(Stored data)
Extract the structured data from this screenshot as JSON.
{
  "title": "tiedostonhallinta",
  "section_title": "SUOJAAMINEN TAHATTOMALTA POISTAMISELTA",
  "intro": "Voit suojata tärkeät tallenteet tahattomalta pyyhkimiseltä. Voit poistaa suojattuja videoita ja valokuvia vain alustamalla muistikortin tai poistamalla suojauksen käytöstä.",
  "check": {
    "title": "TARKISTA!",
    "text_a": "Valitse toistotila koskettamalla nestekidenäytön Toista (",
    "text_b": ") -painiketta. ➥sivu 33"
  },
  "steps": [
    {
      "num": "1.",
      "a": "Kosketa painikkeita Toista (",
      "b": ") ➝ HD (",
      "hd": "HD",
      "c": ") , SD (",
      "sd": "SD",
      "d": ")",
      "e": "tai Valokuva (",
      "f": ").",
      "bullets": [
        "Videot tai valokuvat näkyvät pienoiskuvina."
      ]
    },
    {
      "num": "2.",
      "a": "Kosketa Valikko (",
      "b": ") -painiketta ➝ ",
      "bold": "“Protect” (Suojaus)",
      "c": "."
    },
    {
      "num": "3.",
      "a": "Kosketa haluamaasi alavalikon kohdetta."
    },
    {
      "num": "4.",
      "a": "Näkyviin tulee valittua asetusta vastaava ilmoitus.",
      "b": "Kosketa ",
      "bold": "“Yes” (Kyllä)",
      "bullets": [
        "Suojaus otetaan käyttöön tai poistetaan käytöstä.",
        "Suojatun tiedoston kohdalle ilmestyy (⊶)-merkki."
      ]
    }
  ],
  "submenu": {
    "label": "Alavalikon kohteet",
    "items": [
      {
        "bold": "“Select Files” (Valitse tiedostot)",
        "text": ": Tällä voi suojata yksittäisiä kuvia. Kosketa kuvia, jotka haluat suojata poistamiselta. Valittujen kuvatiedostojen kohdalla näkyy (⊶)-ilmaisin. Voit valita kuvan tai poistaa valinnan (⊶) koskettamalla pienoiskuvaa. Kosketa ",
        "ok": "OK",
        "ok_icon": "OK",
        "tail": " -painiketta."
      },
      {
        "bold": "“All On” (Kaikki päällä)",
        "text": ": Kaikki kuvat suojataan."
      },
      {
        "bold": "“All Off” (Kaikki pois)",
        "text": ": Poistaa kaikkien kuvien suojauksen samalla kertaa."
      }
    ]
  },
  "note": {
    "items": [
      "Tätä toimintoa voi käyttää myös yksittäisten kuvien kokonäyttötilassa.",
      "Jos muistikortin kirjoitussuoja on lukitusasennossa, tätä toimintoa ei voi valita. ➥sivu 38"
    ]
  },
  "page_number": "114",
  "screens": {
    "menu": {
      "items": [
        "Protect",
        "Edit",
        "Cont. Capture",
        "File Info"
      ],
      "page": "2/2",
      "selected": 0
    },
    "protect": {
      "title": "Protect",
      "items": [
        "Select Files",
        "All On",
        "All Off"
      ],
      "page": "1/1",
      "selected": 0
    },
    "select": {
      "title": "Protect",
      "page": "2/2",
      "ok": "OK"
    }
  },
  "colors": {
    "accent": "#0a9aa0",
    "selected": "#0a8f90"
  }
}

EXERCISE DIRECTIONS: Copy every line that includes the string "toimintoa" from the material above.

SOLUTION FOR THIS TASK:
      "Tätä toimintoa voi käyttää myös yksittäisten kuvien kokonäyttötilassa.",
      "Jos muistikortin kirjoitussuoja on lukitusasennossa, tätä toimintoa ei voi valita. ➥sivu 38"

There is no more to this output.